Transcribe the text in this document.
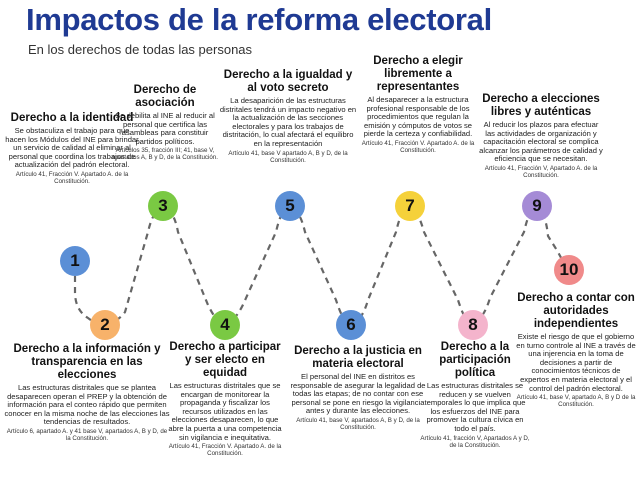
Impactos de la reforma electoral
En los derechos de todas las personas

Derecho a la identidad

Se obstaculiza el trabajo para que hacen los Módulos del INE para brindar un servicio de calidad al eliminar al personal que coordina los trabajos de actualización del padrón electoral.

Artículo 41, Fracción V. Apartado A. de la Constitución.

1
2

Derecho a la información y transparencia en las elecciones

Las estructuras distritales que se plantea desaparecen operan el PREP y la obtención de información para el conteo rápido que permiten conocer en la misma noche de las elecciones las tendencias de resultados.

Artículo 6, apartado A. y 41 base V, apartados A, B y D, de la Constitución.

Derecho de asociación

Se debilita al INE al reducir al personal que certifica las asambleas para constituir partidos políticos.

Artículos 35, fracción III; 41, base V, apartados A, B y D, de la Constitución.

3
4

Derecho a participar y ser electo en equidad

Las estructuras distritales que se encargan de monitorear la propaganda y fiscalizar los recursos utilizados en las elecciones desaparecen, lo que abre la puerta a una competencia sin vigilancia e inequitativa.

Artículo 41, Fracción V. Apartado A. de la Constitución.

Derecho a la igualdad y al voto secreto

La desaparición de las estructuras distritales tendrá un impacto negativo en la actualización de las secciones electorales y para los trabajos de distritación, lo cual afectará el equilibro en la representación

Artículo 41, base V apartado A, B y D, de la Constitución.

5
6

Derecho a la justicia en materia electoral

El personal del INE en distritos es responsable de asegurar la legalidad de todas las etapas; de no contar con ese personal se pone en riesgo la vigilancia antes y durante las elecciones.

Artículo 41, base V, apartados A, B y D, de la Constitución.

Derecho a elegir libremente a representantes

Al desaparecer a la estructura profesional responsable de los procedimientos que regulan la emisión y cómputos de votos se pierde la certeza y confiabilidad.

Artículo 41, Fracción V. Apartado A. de la Constitución.

7
8

Derecho a la participación política

Las estructuras distritales se reducen y se vuelven temporales lo que implica que los esfuerzos del INE para promover la cultura cívica en todo el país.

Artículo 41, fracción V, Apartados A y D, de la Constitución.

Derecho a elecciones libres y auténticas

Al reducir los plazos para efectuar las actividades de organización y capacitación electoral se complica alcanzar los parámetros de calidad y eficiencia que se necesitan.

Artículo 41, Fracción V, Apartado A. de la Constitución.

9
10

Derecho a contar con autoridades independientes

Existe el riesgo de que el gobierno en turno controle al INE a través de una injerencia en la toma de decisiones a partir de conocimientos técnicos de expertos en materia electoral y el control del padrón electoral.

Artículo 41, base V, apartado A, B y D de la Constitución.
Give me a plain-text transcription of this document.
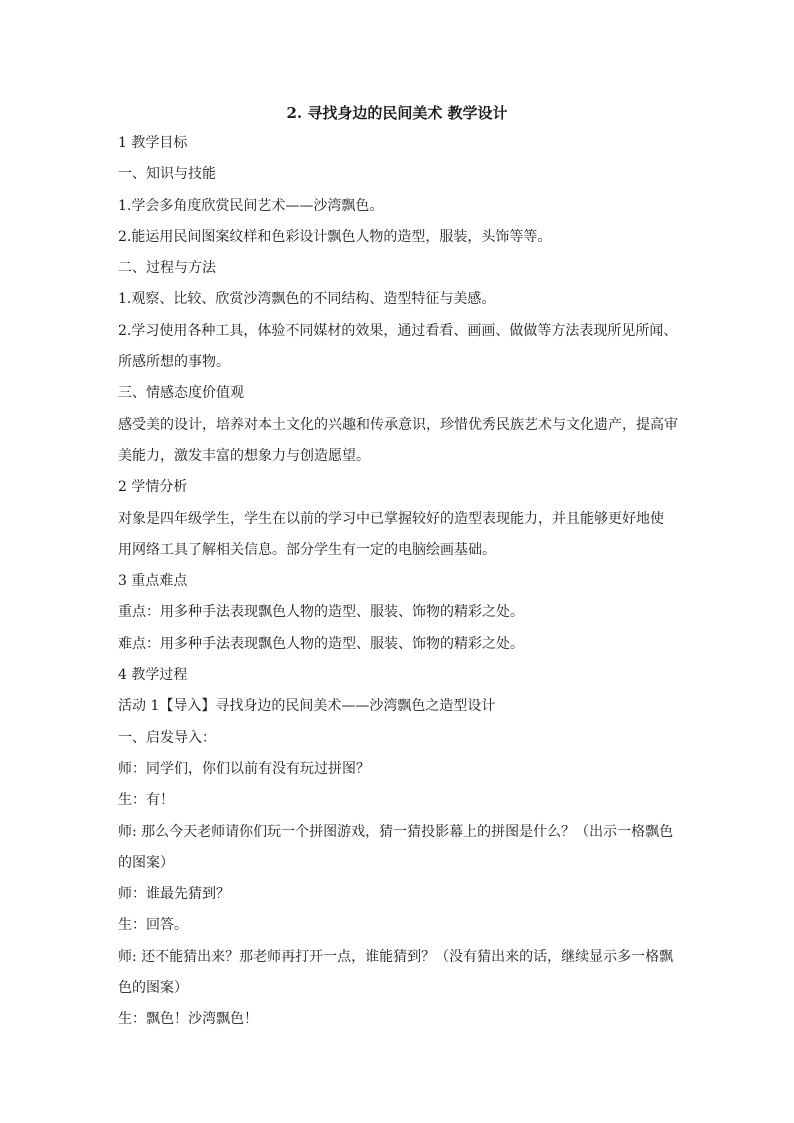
2. 寻找身边的民间美术 教学设计
1 教学目标
一、知识与技能
1.学会多角度欣赏民间艺术——沙湾飘色。
2.能运用民间图案纹样和色彩设计飘色人物的造型，服装，头饰等等。
二、过程与方法
1.观察、比较、欣赏沙湾飘色的不同结构、造型特征与美感。
2.学习使用各种工具，体验不同媒材的效果，通过看看、画画、做做等方法表现所见所闻、
所感所想的事物。
三、情感态度价值观
感受美的设计，培养对本土文化的兴趣和传承意识，珍惜优秀民族艺术与文化遗产，提高审
美能力，激发丰富的想象力与创造愿望。
2 学情分析
对象是四年级学生，学生在以前的学习中已掌握较好的造型表现能力，并且能够更好地使
用网络工具了解相关信息。部分学生有一定的电脑绘画基础。
3 重点难点
重点：用多种手法表现飘色人物的造型、服装、饰物的精彩之处。
难点：用多种手法表现飘色人物的造型、服装、饰物的精彩之处。
4 教学过程
活动 1【导入】寻找身边的民间美术——沙湾飘色之造型设计
一、启发导入：
师：同学们，你们以前有没有玩过拼图？
生：有！
师: 那么今天老师请你们玩一个拼图游戏，猜一猜投影幕上的拼图是什么？（出示一格飘色
的图案）
师：谁最先猜到？
生：回答。
师: 还不能猜出来？那老师再打开一点，谁能猜到？（没有猜出来的话，继续显示多一格飘
色的图案）
生：飘色！沙湾飘色！
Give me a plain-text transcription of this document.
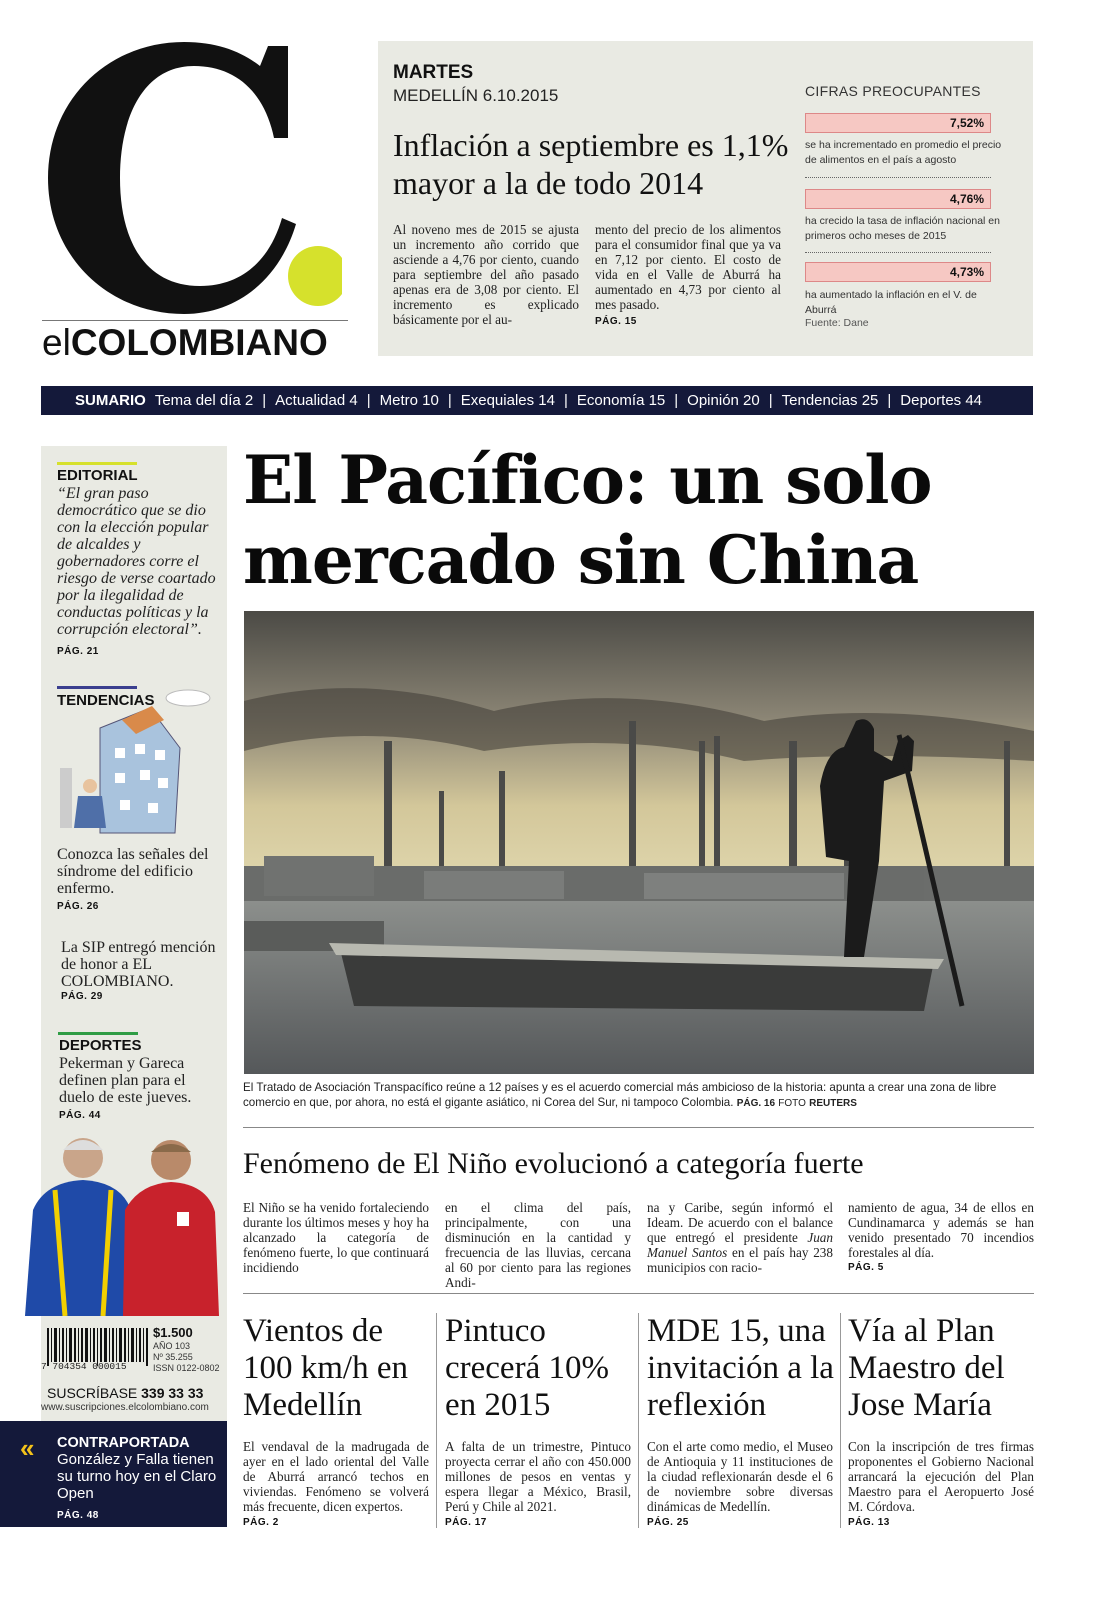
elCOLOMBIANO
MARTES
MEDELLÍN 6.10.2015
Inflación a septiembre es 1,1% mayor a la de todo 2014
Al noveno mes de 2015 se ajusta un incremento año corrido que asciende a 4,76 por ciento, cuando para septiembre del año pasado apenas era de 3,08 por ciento. El incremento es explicado básicamente por el au-
mento del precio de los alimentos para el consumidor final que ya va en 7,12 por ciento. El costo de vida en el Valle de Aburrá ha aumentado en 4,73 por ciento al mes pasado.
PÁG. 15
CIFRAS PREOCUPANTES
7,52%
se ha incrementado en promedio el precio de alimentos en el país a agosto
4,76%
ha crecido la tasa de inflación nacional en primeros ocho meses de 2015
4,73%
ha aumentado la inflación en el V. de Aburrá
Fuente: Dane
SUMARIO Tema del día 2 | Actualidad 4 | Metro 10 | Exequiales 14 | Economía 15 | Opinión 20 | Tendencias 25 | Deportes 44
EDITORIAL
“El gran paso democrático que se dio con la elección popular de alcaldes y gobernadores corre el riesgo de verse coartado por la ilegalidad de conductas políticas y la corrupción electoral”.
PÁG. 21
TENDENCIAS
Conozca las señales del síndrome del edificio enfermo.
PÁG. 26
La SIP entregó mención de honor a EL COLOMBIANO.
PÁG. 29
DEPORTES
Pekerman y Gareca definen plan para el duelo de este jueves.
PÁG. 44
7 704354 000015
$1.500
AÑO 103
Nº 35.255
ISSN 0122-0802
SUSCRÍBASE 339 33 33
www.suscripciones.elcolombiano.com
« CONTRAPORTADA
González y Falla tienen su turno hoy en el Claro Open
PÁG. 48
El Pacífico: un solo mercado sin China
El Tratado de Asociación Transpacífico reúne a 12 países y es el acuerdo comercial más ambicioso de la historia: apunta a crear una zona de libre comercio en que, por ahora, no está el gigante asiático, ni Corea del Sur, ni tampoco Colombia. PÁG. 16 FOTO REUTERS
Fenómeno de El Niño evolucionó a categoría fuerte
El Niño se ha venido fortaleciendo durante los últimos meses y hoy ha alcanzado la categoría de fenómeno fuerte, lo que continuará incidiendo
en el clima del país, principalmente, con una disminución en la cantidad y frecuencia de las lluvias, cercana al 60 por ciento para las regiones Andi-
na y Caribe, según informó el Ideam. De acuerdo con el balance que entregó el presidente Juan Manuel Santos en el país hay 238 municipios con racio-
namiento de agua, 34 de ellos en Cundinamarca y además se han venido presentado 70 incendios forestales al día.
PÁG. 5
Vientos de 100 km/h en Medellín
El vendaval de la madrugada de ayer en el lado oriental del Valle de Aburrá arrancó techos en viviendas. Fenómeno se volverá más frecuente, dicen expertos.
PÁG. 2
Pintuco crecerá 10% en 2015
A falta de un trimestre, Pintuco proyecta cerrar el año con 450.000 millones de pesos en ventas y espera llegar a México, Brasil, Perú y Chile al 2021.
PÁG. 17
MDE 15, una invitación a la reflexión
Con el arte como medio, el Museo de Antioquia y 11 instituciones de la ciudad reflexionarán desde el 6 de noviembre sobre diversas dinámicas de Medellín.
PÁG. 25
Vía al Plan Maestro del Jose María
Con la inscripción de tres firmas proponentes el Gobierno Nacional arrancará la ejecución del Plan Maestro para el Aeropuerto José M. Córdova.
PÁG. 13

--------

### TASK DIRECTIONS
Copy each line of the listing that includes "用多种手法表现飘色人物的造型".

### RESPONSE
重点：用多种手法表现飘色人物的造型、服装、饰物的精彩之处。
难点：用多种手法表现飘色人物的造型、服装、饰物的精彩之处。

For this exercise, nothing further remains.